### Task statement:
Gather, from the listing beneath this task, every line holding the string "исполнены".

Records from a data collection:

--

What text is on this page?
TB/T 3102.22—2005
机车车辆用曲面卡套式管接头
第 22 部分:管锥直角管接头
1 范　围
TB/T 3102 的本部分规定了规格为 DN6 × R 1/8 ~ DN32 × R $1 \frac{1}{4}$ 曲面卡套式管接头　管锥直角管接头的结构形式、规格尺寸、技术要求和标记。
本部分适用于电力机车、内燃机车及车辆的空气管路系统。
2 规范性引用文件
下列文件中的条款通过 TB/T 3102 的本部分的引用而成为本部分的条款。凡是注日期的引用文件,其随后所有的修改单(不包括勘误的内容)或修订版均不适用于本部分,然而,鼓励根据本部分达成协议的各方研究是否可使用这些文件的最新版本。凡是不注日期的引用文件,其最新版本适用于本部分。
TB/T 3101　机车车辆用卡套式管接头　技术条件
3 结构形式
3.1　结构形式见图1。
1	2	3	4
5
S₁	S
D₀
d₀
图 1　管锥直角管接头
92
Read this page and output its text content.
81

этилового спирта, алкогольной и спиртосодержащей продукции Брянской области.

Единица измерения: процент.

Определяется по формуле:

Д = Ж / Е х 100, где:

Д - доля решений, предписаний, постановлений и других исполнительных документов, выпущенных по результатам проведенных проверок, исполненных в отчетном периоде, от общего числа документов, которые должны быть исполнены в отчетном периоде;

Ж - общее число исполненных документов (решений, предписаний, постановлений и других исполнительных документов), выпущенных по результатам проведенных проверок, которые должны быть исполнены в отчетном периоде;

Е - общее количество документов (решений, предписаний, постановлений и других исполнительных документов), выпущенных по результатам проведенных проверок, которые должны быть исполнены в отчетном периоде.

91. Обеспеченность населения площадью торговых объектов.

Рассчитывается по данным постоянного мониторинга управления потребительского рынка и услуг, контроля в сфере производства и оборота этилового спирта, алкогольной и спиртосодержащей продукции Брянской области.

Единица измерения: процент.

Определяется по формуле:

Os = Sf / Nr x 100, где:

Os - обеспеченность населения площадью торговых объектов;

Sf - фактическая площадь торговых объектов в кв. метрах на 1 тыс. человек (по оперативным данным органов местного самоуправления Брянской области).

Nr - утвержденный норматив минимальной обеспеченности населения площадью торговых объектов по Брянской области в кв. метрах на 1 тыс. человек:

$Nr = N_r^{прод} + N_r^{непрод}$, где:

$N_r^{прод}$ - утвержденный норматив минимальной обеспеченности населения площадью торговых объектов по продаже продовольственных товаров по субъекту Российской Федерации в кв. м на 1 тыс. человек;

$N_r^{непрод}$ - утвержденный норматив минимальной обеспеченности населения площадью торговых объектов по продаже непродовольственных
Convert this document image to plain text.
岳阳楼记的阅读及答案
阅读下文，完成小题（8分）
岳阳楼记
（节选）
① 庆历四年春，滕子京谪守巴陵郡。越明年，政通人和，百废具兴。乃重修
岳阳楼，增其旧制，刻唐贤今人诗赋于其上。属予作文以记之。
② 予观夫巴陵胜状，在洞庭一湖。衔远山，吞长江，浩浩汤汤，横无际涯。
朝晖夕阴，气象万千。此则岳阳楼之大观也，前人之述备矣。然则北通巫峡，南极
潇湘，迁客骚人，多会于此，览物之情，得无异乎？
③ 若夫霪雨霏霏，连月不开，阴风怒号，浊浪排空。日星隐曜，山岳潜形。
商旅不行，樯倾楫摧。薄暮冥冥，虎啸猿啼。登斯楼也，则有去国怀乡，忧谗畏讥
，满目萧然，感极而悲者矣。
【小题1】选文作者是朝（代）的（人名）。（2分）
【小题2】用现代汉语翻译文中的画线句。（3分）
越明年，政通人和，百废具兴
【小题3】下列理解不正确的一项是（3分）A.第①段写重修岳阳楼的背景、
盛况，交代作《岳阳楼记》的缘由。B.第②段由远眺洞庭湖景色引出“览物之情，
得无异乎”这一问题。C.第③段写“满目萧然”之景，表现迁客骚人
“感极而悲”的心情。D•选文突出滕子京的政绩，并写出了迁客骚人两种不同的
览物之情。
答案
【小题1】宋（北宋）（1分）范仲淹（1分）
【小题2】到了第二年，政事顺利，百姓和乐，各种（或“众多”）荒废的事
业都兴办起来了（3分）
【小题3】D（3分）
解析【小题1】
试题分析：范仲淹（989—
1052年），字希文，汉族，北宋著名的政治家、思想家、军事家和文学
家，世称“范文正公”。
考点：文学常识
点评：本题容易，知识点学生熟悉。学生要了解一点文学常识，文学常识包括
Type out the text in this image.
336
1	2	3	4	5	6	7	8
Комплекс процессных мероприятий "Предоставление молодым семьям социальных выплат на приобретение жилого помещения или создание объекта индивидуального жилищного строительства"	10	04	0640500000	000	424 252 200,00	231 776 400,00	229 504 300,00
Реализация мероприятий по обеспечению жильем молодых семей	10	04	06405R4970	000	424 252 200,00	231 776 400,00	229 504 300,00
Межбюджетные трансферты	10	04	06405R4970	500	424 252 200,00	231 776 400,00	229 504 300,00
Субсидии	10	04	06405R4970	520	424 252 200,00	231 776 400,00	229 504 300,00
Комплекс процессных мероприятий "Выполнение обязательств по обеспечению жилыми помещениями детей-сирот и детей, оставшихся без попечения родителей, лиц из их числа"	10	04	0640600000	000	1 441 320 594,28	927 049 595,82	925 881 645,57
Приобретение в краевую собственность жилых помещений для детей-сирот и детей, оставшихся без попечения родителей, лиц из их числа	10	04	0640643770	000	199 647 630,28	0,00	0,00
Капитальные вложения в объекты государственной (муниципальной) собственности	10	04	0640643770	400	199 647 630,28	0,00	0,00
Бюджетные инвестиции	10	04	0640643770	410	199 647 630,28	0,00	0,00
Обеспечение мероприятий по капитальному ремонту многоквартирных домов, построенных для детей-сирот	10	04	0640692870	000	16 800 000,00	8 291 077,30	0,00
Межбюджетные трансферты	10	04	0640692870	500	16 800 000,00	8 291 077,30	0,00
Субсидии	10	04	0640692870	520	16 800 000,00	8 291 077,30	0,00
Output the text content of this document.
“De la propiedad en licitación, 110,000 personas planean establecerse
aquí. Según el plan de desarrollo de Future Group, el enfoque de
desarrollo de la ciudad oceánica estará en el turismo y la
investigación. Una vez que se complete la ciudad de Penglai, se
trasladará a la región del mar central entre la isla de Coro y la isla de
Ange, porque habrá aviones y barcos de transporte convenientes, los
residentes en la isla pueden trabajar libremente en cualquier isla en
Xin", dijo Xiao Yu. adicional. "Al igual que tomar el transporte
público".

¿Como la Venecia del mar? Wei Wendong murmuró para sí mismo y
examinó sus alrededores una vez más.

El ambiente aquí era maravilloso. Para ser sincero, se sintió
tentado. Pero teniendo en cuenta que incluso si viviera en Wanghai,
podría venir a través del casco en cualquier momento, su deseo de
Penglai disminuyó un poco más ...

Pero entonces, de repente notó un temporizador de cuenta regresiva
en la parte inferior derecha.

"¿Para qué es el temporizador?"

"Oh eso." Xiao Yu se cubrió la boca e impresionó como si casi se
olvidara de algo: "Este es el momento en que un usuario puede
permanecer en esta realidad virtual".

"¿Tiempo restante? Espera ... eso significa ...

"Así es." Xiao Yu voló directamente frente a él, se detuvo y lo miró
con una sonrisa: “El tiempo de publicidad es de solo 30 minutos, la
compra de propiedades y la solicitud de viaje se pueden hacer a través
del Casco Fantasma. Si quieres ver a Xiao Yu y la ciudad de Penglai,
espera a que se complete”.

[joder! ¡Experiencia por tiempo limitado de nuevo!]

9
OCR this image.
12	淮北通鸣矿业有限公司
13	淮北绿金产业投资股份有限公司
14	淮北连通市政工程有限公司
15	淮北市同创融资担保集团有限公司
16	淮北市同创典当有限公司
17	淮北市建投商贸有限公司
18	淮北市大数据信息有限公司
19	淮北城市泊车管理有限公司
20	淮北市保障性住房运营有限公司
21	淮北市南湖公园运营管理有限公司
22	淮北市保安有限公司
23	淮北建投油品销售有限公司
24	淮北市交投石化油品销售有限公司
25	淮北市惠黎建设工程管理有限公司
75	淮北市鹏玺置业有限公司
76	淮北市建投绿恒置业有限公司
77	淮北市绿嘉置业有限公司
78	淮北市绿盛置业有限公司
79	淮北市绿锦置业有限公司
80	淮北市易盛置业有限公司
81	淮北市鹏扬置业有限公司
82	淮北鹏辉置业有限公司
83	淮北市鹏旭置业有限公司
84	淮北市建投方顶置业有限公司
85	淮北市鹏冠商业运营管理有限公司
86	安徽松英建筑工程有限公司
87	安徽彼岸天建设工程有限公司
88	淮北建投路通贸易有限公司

--

### The result:
Д - доля решений, предписаний, постановлений и других исполнительных документов, выпущенных по результатам проведенных проверок, исполненных в отчетном периоде, от общего числа документов, которые должны быть исполнены в отчетном периоде;
Ж - общее число исполненных документов (решений, предписаний, постановлений и других исполнительных документов), выпущенных по результатам проведенных проверок, которые должны быть исполнены в отчетном периоде;
Е - общее количество документов (решений, предписаний, постановлений и других исполнительных документов), выпущенных по результатам проведенных проверок, которые должны быть исполнены в отчетном периоде.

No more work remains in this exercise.